> _Stated exercise_:
In the records below, find each line with the word "JSON" and copy it.

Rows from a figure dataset
##############################
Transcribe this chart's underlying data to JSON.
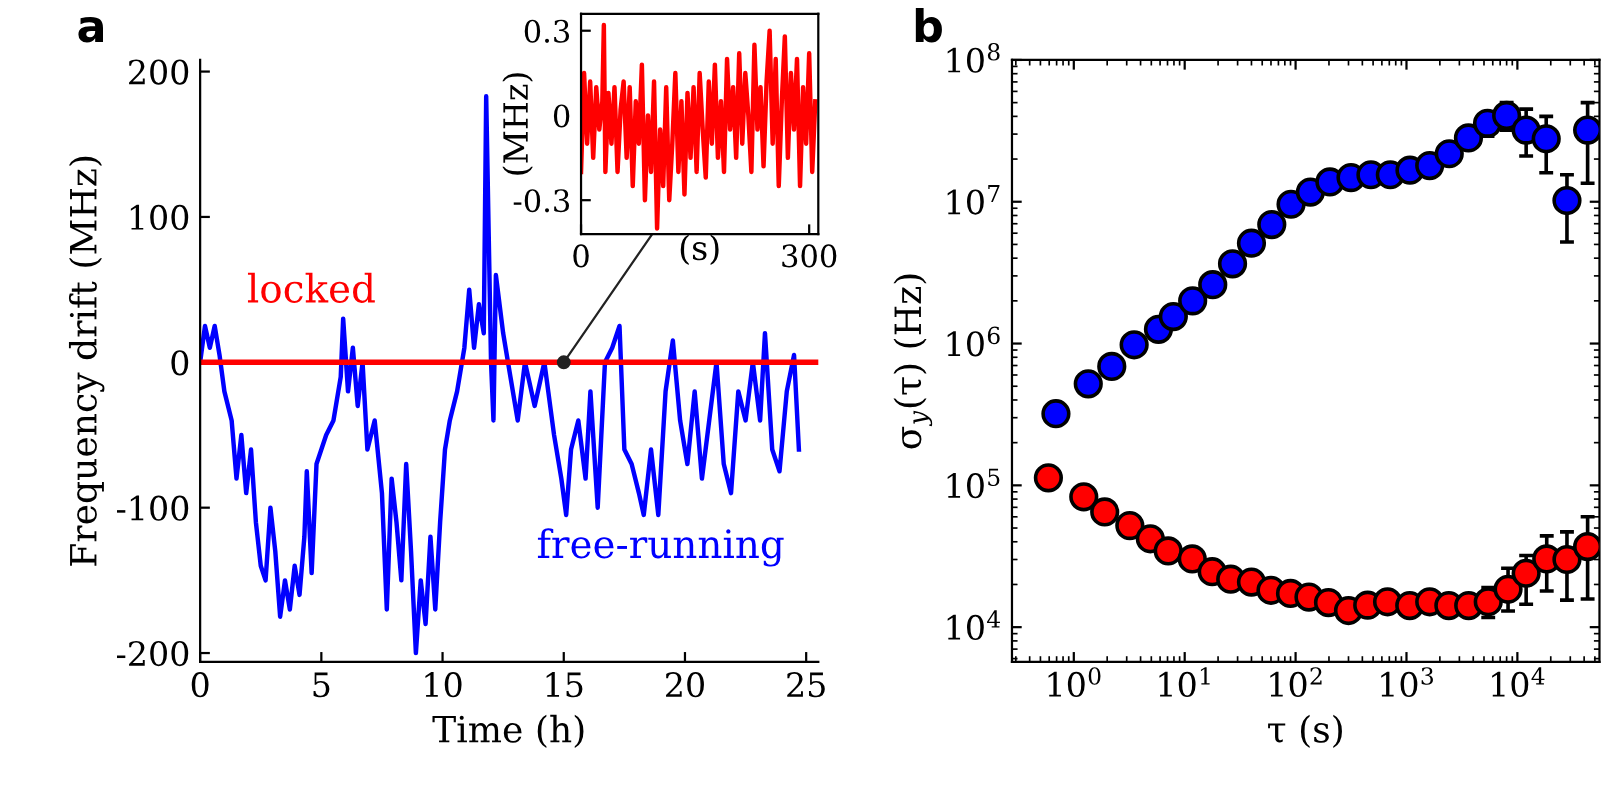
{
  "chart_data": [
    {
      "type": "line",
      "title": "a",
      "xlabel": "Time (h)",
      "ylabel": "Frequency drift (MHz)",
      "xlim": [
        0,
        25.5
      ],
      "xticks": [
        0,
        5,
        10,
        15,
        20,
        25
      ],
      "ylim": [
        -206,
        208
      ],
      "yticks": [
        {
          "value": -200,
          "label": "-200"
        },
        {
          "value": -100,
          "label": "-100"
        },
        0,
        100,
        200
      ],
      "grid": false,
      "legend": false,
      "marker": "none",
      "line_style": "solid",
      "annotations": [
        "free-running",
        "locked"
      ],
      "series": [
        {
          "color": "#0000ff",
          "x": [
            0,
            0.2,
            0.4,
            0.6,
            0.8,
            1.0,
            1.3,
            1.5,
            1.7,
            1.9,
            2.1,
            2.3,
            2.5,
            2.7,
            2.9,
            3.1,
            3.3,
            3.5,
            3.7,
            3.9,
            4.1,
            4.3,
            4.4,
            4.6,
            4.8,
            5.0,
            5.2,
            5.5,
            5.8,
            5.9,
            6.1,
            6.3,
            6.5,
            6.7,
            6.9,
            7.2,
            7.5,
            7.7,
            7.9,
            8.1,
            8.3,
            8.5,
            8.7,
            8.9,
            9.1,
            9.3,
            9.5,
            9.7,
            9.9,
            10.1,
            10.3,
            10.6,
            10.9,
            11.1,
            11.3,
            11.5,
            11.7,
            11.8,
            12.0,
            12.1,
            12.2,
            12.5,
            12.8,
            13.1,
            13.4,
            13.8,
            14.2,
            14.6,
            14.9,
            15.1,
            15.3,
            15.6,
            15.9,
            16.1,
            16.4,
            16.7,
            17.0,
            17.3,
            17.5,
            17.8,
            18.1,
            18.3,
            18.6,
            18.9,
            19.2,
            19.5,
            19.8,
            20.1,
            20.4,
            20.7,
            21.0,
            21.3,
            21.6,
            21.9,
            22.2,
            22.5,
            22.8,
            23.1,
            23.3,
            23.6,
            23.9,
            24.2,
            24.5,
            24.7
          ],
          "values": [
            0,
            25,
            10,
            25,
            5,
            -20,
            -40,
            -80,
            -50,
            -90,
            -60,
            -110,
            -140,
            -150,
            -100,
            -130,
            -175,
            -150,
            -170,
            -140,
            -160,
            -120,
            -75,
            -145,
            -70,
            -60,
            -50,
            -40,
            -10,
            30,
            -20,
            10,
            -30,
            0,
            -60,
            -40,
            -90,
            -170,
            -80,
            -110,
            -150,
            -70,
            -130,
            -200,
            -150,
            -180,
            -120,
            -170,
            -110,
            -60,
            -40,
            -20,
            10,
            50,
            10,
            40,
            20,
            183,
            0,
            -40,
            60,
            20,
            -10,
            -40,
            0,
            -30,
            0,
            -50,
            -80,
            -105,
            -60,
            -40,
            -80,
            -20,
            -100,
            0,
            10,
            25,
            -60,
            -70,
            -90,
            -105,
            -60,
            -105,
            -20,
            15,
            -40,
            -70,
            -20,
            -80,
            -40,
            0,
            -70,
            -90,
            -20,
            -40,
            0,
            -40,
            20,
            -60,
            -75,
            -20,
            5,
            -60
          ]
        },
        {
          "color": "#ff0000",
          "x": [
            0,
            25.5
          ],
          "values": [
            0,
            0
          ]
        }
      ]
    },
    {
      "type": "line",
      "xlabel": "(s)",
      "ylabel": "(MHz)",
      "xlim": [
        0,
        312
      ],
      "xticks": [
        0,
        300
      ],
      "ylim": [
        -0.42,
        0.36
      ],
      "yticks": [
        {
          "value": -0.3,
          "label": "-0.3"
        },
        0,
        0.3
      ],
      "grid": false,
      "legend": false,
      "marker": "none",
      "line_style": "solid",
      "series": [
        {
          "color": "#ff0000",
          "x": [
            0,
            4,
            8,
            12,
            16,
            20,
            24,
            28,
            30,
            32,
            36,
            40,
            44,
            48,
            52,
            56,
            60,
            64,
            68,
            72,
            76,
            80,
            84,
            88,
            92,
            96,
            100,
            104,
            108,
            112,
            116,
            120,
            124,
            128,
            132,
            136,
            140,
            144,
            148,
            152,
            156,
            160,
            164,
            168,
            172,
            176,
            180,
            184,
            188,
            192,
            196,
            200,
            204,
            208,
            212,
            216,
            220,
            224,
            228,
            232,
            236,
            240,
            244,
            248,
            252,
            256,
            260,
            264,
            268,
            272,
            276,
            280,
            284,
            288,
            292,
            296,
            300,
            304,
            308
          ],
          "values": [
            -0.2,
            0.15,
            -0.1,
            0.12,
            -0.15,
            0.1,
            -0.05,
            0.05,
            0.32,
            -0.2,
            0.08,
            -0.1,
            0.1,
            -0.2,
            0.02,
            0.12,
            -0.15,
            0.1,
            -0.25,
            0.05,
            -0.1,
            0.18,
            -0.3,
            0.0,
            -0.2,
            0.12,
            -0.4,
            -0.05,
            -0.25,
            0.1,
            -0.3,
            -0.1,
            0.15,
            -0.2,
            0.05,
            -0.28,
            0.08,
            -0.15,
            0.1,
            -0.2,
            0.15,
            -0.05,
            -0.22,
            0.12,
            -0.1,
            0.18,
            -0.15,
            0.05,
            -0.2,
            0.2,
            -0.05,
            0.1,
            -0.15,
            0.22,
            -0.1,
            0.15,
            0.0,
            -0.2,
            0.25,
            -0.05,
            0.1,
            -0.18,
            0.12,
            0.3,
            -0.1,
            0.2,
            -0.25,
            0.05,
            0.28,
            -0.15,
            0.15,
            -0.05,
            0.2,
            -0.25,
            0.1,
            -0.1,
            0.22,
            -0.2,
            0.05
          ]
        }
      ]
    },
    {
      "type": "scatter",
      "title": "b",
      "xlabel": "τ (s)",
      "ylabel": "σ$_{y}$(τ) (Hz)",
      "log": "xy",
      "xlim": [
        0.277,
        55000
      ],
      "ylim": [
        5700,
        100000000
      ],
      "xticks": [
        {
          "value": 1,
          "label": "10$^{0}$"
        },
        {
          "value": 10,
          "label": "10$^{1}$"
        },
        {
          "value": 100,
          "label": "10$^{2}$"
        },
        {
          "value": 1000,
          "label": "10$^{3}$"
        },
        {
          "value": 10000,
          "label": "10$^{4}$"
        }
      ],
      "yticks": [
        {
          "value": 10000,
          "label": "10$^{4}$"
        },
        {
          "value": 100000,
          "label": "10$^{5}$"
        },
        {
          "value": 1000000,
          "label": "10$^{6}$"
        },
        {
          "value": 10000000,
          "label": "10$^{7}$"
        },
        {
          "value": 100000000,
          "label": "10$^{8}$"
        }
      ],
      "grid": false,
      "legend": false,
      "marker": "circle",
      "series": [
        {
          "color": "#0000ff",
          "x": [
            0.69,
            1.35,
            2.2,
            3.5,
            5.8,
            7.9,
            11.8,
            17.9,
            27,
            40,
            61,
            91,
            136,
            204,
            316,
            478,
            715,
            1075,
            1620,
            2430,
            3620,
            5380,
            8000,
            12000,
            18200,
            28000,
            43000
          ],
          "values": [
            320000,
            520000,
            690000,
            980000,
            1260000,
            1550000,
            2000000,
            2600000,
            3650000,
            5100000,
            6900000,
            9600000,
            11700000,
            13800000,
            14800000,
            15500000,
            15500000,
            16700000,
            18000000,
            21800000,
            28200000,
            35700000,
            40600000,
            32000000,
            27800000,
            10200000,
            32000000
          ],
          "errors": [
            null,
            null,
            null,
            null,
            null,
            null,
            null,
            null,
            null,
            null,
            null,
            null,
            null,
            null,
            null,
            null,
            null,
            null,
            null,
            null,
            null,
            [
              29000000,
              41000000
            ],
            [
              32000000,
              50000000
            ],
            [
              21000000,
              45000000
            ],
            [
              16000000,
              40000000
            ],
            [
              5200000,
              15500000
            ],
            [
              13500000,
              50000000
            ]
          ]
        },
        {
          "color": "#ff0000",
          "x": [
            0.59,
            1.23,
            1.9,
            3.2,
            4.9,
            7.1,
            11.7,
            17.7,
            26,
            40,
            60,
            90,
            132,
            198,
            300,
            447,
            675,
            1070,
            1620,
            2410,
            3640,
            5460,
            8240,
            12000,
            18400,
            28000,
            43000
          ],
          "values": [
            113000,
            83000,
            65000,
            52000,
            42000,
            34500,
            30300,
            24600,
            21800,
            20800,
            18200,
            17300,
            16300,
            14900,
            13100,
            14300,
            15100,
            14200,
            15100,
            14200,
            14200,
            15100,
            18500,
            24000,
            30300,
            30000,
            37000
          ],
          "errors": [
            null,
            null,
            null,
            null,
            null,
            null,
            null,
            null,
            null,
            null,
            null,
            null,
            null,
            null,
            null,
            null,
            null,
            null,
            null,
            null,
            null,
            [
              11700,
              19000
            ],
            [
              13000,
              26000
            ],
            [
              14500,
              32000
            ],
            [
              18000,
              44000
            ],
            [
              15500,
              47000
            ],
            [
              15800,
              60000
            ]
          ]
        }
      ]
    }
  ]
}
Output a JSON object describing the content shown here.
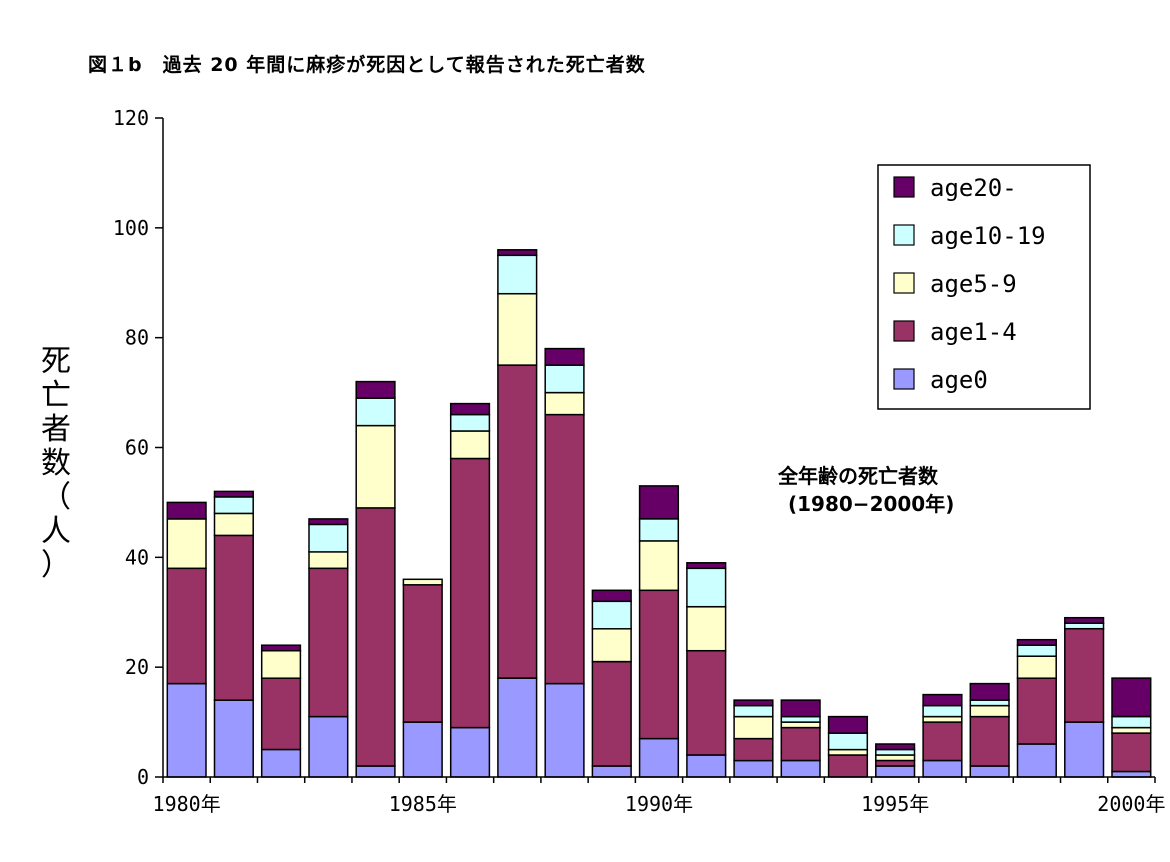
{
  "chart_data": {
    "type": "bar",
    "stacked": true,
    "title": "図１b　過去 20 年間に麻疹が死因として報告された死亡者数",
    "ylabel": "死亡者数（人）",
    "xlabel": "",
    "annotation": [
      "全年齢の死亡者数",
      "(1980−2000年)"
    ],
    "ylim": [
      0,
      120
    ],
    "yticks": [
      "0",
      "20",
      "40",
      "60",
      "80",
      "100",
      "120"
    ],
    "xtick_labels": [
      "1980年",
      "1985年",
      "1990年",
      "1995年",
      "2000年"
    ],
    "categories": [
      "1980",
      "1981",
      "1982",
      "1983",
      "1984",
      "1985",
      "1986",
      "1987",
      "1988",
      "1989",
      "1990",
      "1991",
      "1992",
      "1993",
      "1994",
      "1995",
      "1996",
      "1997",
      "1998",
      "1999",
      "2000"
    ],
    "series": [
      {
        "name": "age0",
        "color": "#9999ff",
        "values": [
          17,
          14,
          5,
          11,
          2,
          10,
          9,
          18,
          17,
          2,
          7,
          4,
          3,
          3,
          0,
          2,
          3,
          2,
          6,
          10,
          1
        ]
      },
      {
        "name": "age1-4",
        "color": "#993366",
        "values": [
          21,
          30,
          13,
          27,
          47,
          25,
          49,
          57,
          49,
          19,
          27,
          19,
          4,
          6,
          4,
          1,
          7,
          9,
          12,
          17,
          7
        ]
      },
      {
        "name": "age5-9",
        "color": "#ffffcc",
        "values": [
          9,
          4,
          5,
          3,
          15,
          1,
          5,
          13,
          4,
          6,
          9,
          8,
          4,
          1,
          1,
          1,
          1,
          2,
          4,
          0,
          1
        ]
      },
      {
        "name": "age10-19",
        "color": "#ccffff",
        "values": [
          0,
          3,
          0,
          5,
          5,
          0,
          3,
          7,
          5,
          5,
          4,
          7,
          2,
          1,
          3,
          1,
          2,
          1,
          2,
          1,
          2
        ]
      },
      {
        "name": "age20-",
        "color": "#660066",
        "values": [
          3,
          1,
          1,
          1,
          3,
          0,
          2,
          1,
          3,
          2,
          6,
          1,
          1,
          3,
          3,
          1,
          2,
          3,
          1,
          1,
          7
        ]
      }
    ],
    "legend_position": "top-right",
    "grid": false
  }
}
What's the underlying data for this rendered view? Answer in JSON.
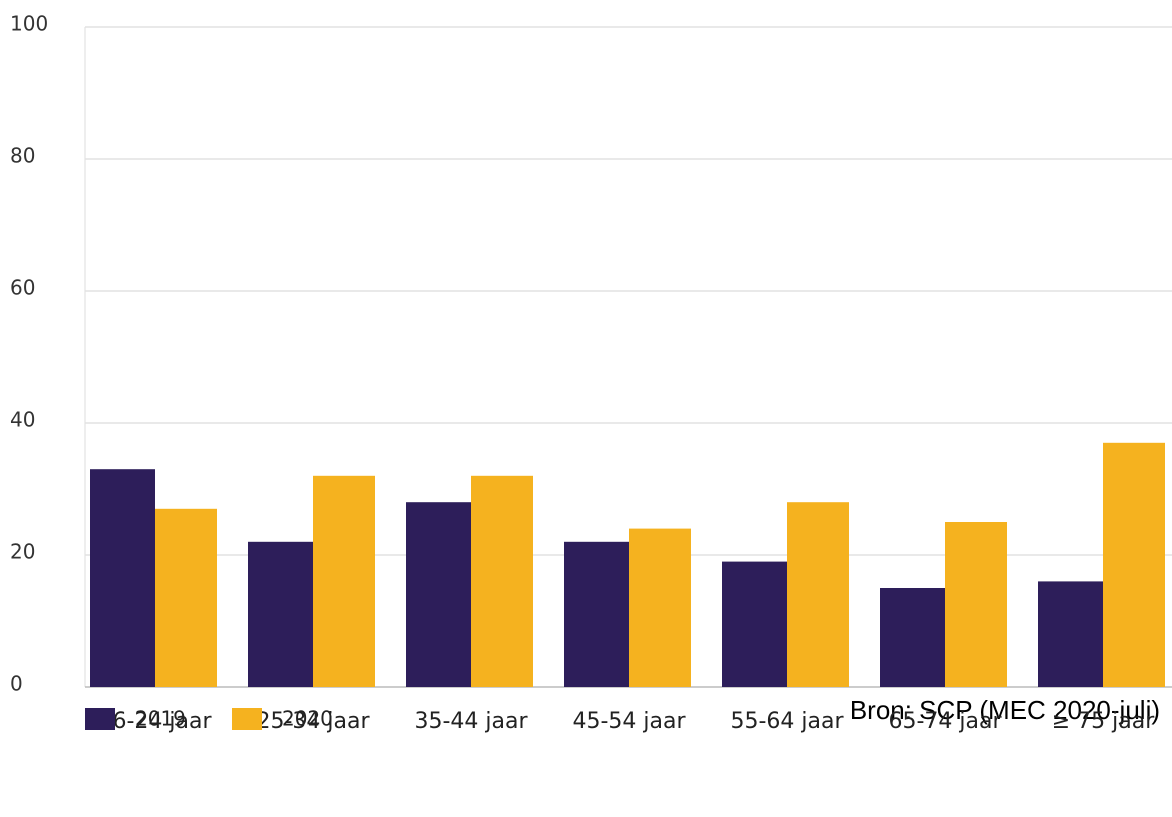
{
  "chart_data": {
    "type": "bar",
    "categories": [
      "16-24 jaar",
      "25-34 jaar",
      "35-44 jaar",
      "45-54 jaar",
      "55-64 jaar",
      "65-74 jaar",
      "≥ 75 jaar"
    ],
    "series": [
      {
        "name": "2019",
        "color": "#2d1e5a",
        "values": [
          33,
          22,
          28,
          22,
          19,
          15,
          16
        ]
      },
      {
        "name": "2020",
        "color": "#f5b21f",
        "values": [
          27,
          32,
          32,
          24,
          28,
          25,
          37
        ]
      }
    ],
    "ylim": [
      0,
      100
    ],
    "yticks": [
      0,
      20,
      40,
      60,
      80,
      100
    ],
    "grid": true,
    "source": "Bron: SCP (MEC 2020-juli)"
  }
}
##############################
> _Solution to the problem_:
Transcribe this chart's underlying data to JSON.
Output a JSON object describing the content shown here.
What's the underlying data for this rendered view? Answer in JSON.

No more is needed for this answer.